▶ **Task goal**:
Copy the rows starting at the one containing "svg-text:OPEN: OPEN — [1124, 409, 1141, 416]" and ending at the one containing "map-icon — [1302, 2317, 1318, 2333]", both included, word for word.

┌────────

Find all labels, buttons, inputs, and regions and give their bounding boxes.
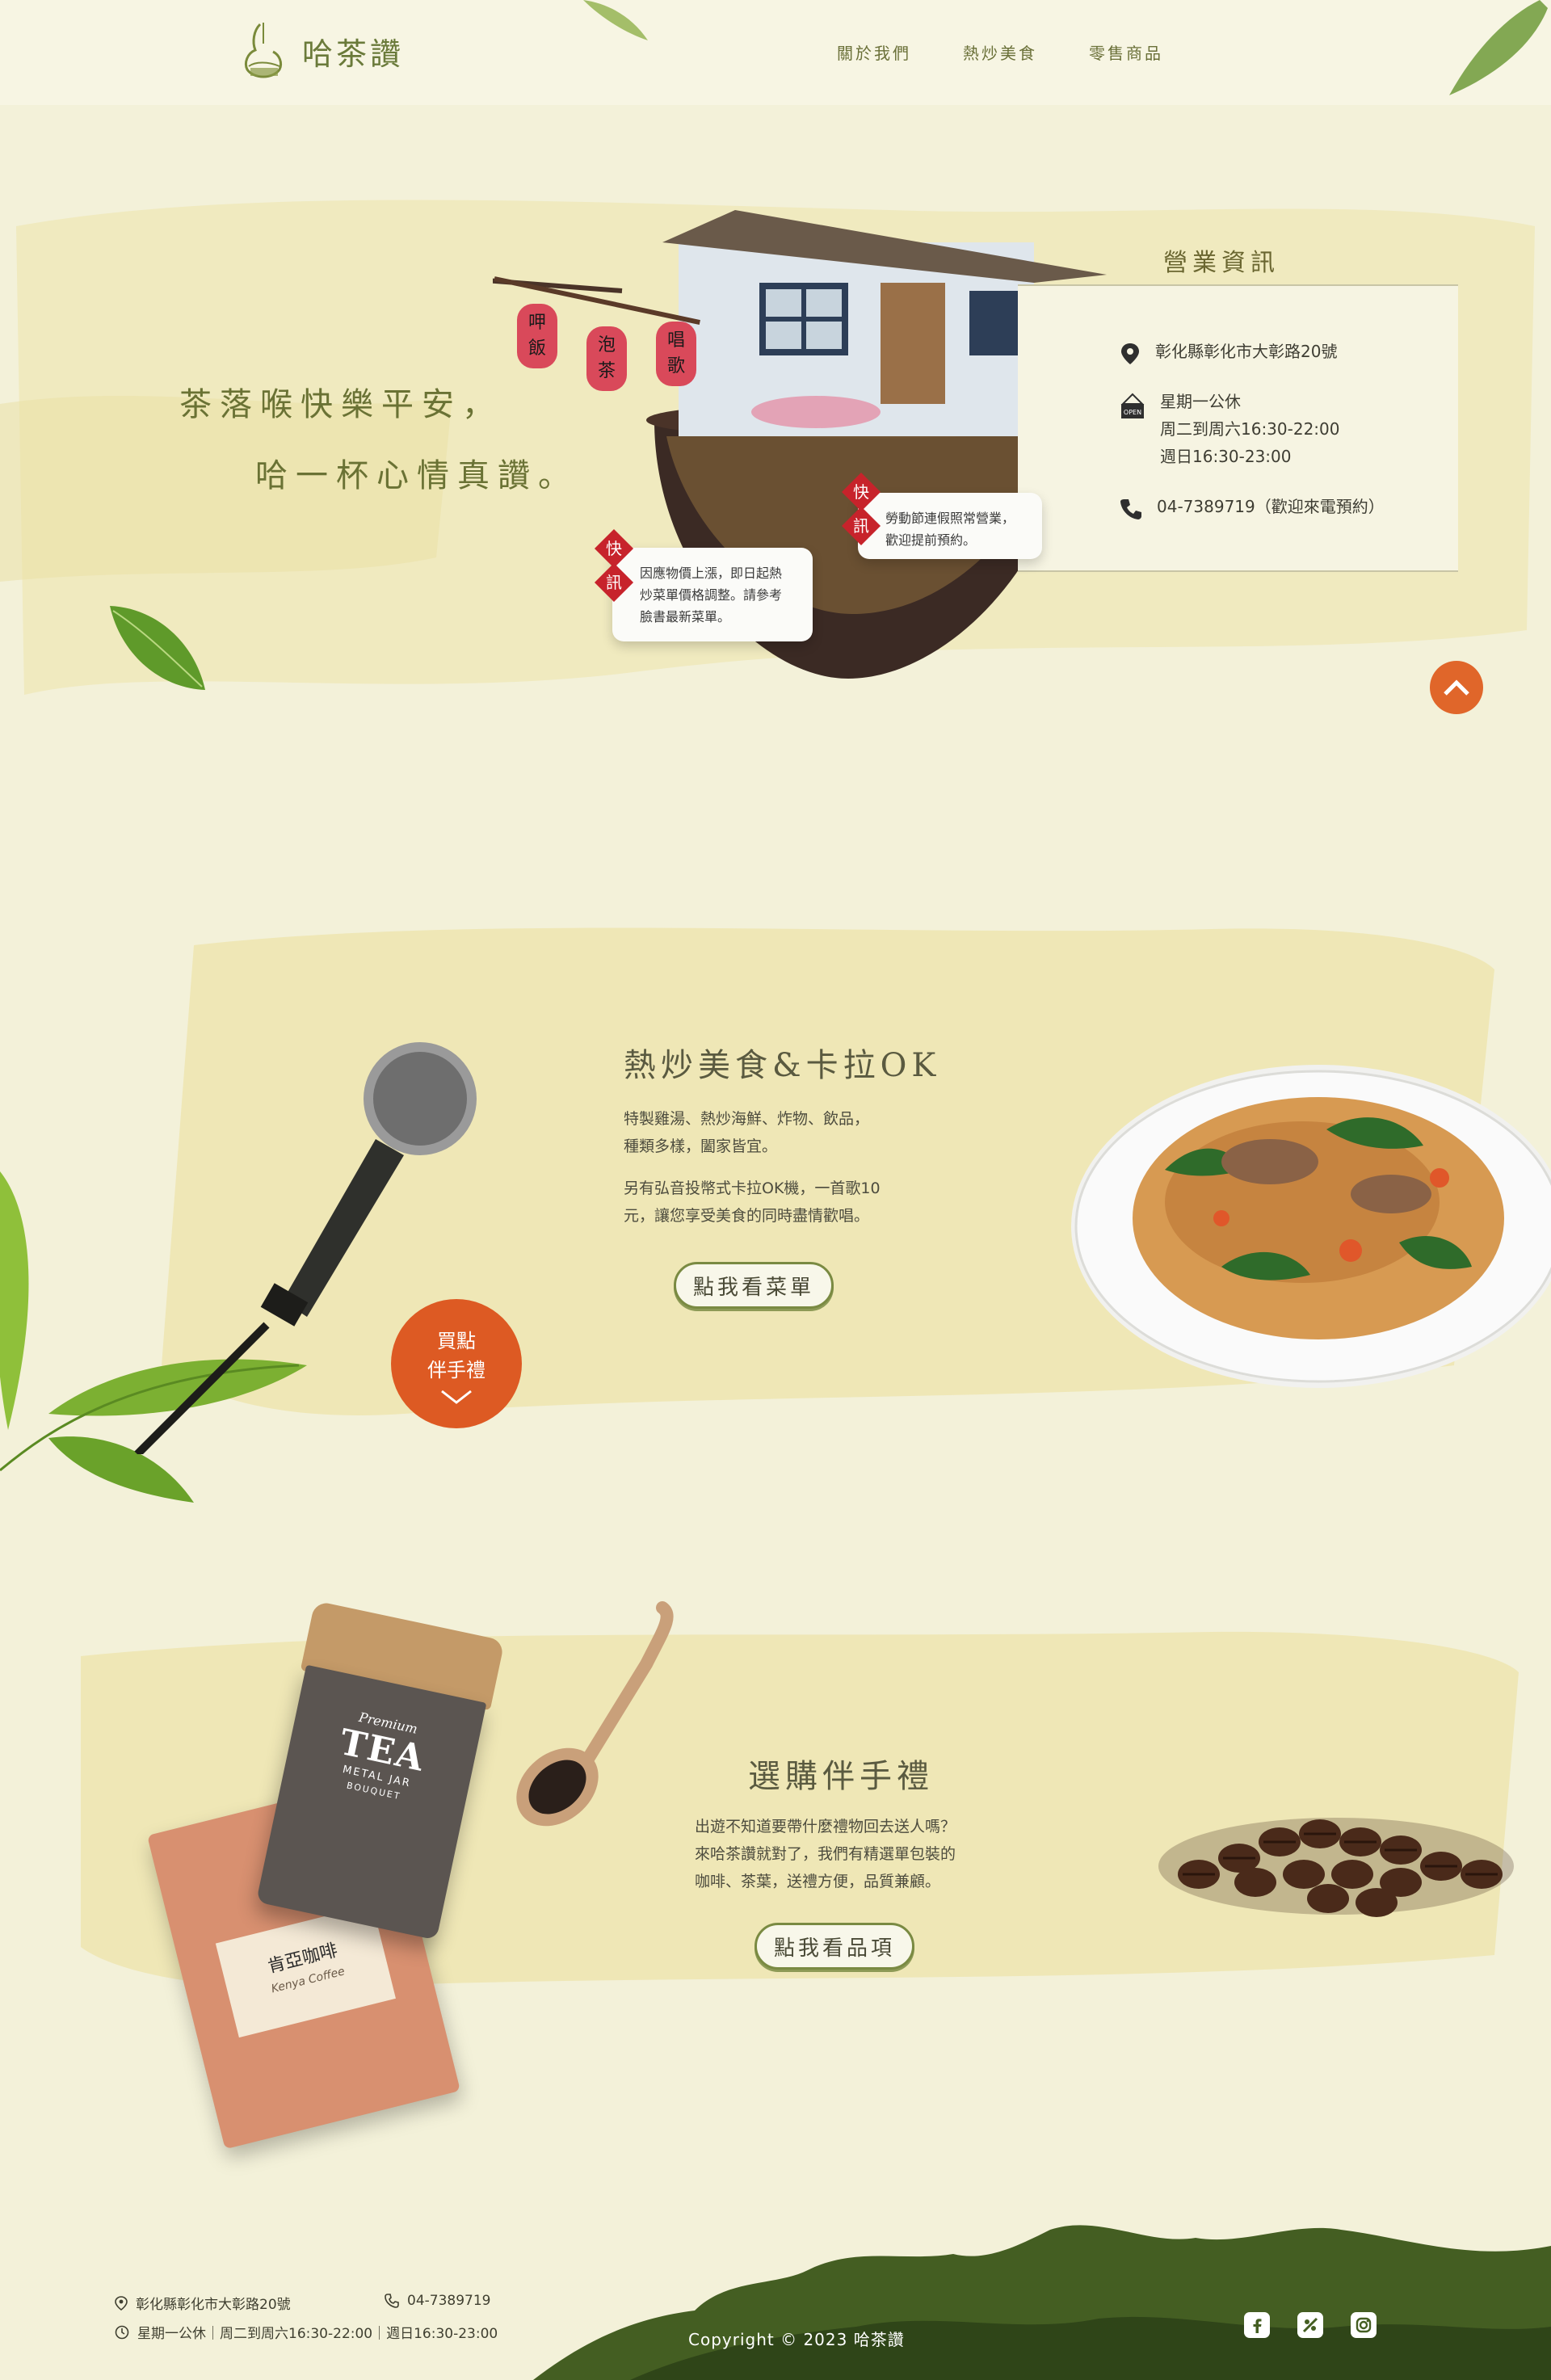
svg-text:OPEN: OPEN — [1124, 409, 1141, 416]
instagram-button[interactable] — [1351, 2312, 1377, 2338]
footer-address: 彰化縣彰化市大彰路20號 — [115, 2293, 291, 2313]
buy-gifts-badge[interactable]: 買點 伴手禮 — [391, 1299, 522, 1428]
hero-tagline-1: 茶落喉快樂平安， — [179, 386, 502, 423]
stir-fry-desc-1: 特製雞湯、熱炒海鮮、炸物、飲品， 種類多樣，闔家皆宜。 — [624, 1110, 870, 1155]
news-tag-1: 快 訊 — [594, 528, 634, 603]
phone-text: 04-7389719（歡迎來電預約） — [1157, 497, 1385, 516]
gifts-desc: 出遊不知道要帶什麼禮物回去送人嗎？ 來哈茶讚就對了，我們有精選單包裝的 咖啡、茶… — [695, 1818, 956, 1890]
nav-about[interactable]: 關於我們 — [837, 40, 911, 64]
instagram-icon — [1356, 2317, 1372, 2333]
fried-rice-plate-image — [1071, 1065, 1551, 1388]
brand-name: 哈茶讚 — [302, 36, 405, 72]
map-button[interactable] — [1297, 2312, 1323, 2338]
copyright-text: Copyright © 2023 哈茶讚 — [688, 2330, 905, 2349]
chevron-up-icon — [1444, 679, 1469, 696]
news-card-holiday[interactable]: 勞動節連假照常營業， 歡迎提前預約。 — [858, 493, 1042, 559]
hours-text: 星期一公休 周二到周六16:30-22:00 週日16:30-23:00 — [1160, 392, 1340, 466]
lantern-3: 唱歌 — [656, 322, 696, 386]
gifts-title: 選購伴手禮 — [748, 1758, 934, 1795]
view-menu-button[interactable]: 點我看菜單 — [674, 1262, 834, 1309]
logo[interactable]: 哈茶讚 — [236, 19, 404, 82]
address-text: 彰化縣彰化市大彰路20號 — [1155, 342, 1338, 361]
phone-icon — [385, 2294, 399, 2308]
clock-icon — [115, 2325, 129, 2339]
phone-row[interactable]: 04-7389719（歡迎來電預約） — [1120, 493, 1385, 520]
scroll-up-button[interactable] — [1430, 661, 1483, 714]
footer-phone[interactable]: 04-7389719 — [385, 2293, 490, 2309]
address-row: 彰化縣彰化市大彰路20號 — [1120, 338, 1337, 365]
phone-icon — [1120, 499, 1141, 519]
lantern-2: 泡茶 — [586, 326, 627, 391]
nav-retail[interactable]: 零售商品 — [1089, 40, 1163, 64]
news-card-price[interactable]: 因應物價上漲，即日起熱 炒菜單價格調整。請參考 臉書最新菜單。 — [612, 548, 813, 641]
hours-row: OPEN 星期一公休 周二到周六16:30-22:00 週日16:30-23:0… — [1120, 388, 1340, 470]
location-pin-icon — [115, 2295, 128, 2311]
nav-stir-fry[interactable]: 熱炒美食 — [963, 40, 1037, 64]
site-header: 哈茶讚 關於我們 熱炒美食 零售商品 — [0, 0, 1551, 105]
facebook-button[interactable] — [1244, 2312, 1270, 2338]
tea-leaf-icon — [110, 606, 205, 690]
footer-hours: 星期一公休｜周二到周六16:30-22:00｜週日16:30-23:00 — [115, 2322, 498, 2342]
map-icon — [1302, 2317, 1318, 2333]
stir-fry-title: 熱炒美食&卡拉OK — [624, 1047, 941, 1084]
lantern-1: 呷飯 — [517, 304, 557, 368]
facebook-icon — [1253, 2319, 1262, 2333]
wooden-spoon-icon — [516, 1601, 674, 1827]
stir-fry-desc-2: 另有弘音投幣式卡拉OK機，一首歌10 元，讓您享受美食的同時盡情歡唱。 — [624, 1179, 881, 1225]
chevron-down-icon — [441, 1390, 472, 1404]
location-pin-icon — [1121, 343, 1139, 364]
teapot-logo-icon — [244, 23, 283, 78]
news-tag-2: 快 訊 — [841, 472, 881, 546]
leaf-top-icon — [583, 0, 648, 40]
coffee-beans-image — [1158, 1818, 1514, 1917]
view-products-button[interactable]: 點我看品項 — [754, 1923, 914, 1970]
open-sign-icon: OPEN — [1120, 393, 1145, 418]
mountain-footer-illustration — [533, 2225, 1551, 2380]
leaf-top-right-icon — [1449, 0, 1548, 95]
business-info-title: 營業資訊 — [1163, 249, 1280, 277]
main-nav: 關於我們 熱炒美食 零售商品 — [837, 40, 1163, 64]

└────────

▶ **Result of this exercise**:
svg-text:OPEN: OPEN — [1124, 409, 1141, 416]
instagram-button[interactable] — [1351, 2312, 1377, 2338]
footer-address: 彰化縣彰化市大彰路20號 — [115, 2293, 291, 2313]
buy-gifts-badge[interactable]: 買點 伴手禮 — [391, 1299, 522, 1428]
hero-tagline-1: 茶落喉快樂平安， — [179, 386, 502, 423]
stir-fry-desc-1: 特製雞湯、熱炒海鮮、炸物、飲品， 種類多樣，闔家皆宜。 — [624, 1110, 870, 1155]
news-tag-1: 快 訊 — [594, 528, 634, 603]
phone-text: 04-7389719（歡迎來電預約） — [1157, 497, 1385, 516]
gifts-desc: 出遊不知道要帶什麼禮物回去送人嗎？ 來哈茶讚就對了，我們有精選單包裝的 咖啡、茶… — [695, 1818, 956, 1890]
nav-about[interactable]: 關於我們 — [837, 40, 911, 64]
instagram-icon — [1356, 2317, 1372, 2333]
fried-rice-plate-image — [1071, 1065, 1551, 1388]
brand-name: 哈茶讚 — [302, 36, 405, 72]
map-button[interactable] — [1297, 2312, 1323, 2338]
copyright-text: Copyright © 2023 哈茶讚 — [688, 2330, 905, 2349]
chevron-up-icon — [1444, 679, 1469, 696]
news-card-holiday[interactable]: 勞動節連假照常營業， 歡迎提前預約。 — [858, 493, 1042, 559]
hours-text: 星期一公休 周二到周六16:30-22:00 週日16:30-23:00 — [1160, 392, 1340, 466]
lantern-3: 唱歌 — [656, 322, 696, 386]
gifts-title: 選購伴手禮 — [748, 1758, 934, 1795]
view-menu-button[interactable]: 點我看菜單 — [674, 1262, 834, 1309]
logo[interactable]: 哈茶讚 — [236, 19, 404, 82]
address-text: 彰化縣彰化市大彰路20號 — [1155, 342, 1338, 361]
phone-icon — [385, 2294, 399, 2308]
clock-icon — [115, 2325, 129, 2339]
phone-row[interactable]: 04-7389719（歡迎來電預約） — [1120, 493, 1385, 520]
scroll-up-button[interactable] — [1430, 661, 1483, 714]
footer-phone[interactable]: 04-7389719 — [385, 2293, 490, 2309]
address-row: 彰化縣彰化市大彰路20號 — [1120, 338, 1337, 365]
phone-icon — [1120, 499, 1141, 519]
lantern-2: 泡茶 — [586, 326, 627, 391]
nav-retail[interactable]: 零售商品 — [1089, 40, 1163, 64]
news-card-price[interactable]: 因應物價上漲，即日起熱 炒菜單價格調整。請參考 臉書最新菜單。 — [612, 548, 813, 641]
hours-row: OPEN 星期一公休 周二到周六16:30-22:00 週日16:30-23:0… — [1120, 388, 1340, 470]
location-pin-icon — [115, 2295, 128, 2311]
nav-stir-fry[interactable]: 熱炒美食 — [963, 40, 1037, 64]
site-header: 哈茶讚 關於我們 熱炒美食 零售商品 — [0, 0, 1551, 105]
facebook-button[interactable] — [1244, 2312, 1270, 2338]
tea-leaf-icon — [110, 606, 205, 690]
footer-hours: 星期一公休｜周二到周六16:30-22:00｜週日16:30-23:00 — [115, 2322, 498, 2342]
map-icon — [1302, 2317, 1318, 2333]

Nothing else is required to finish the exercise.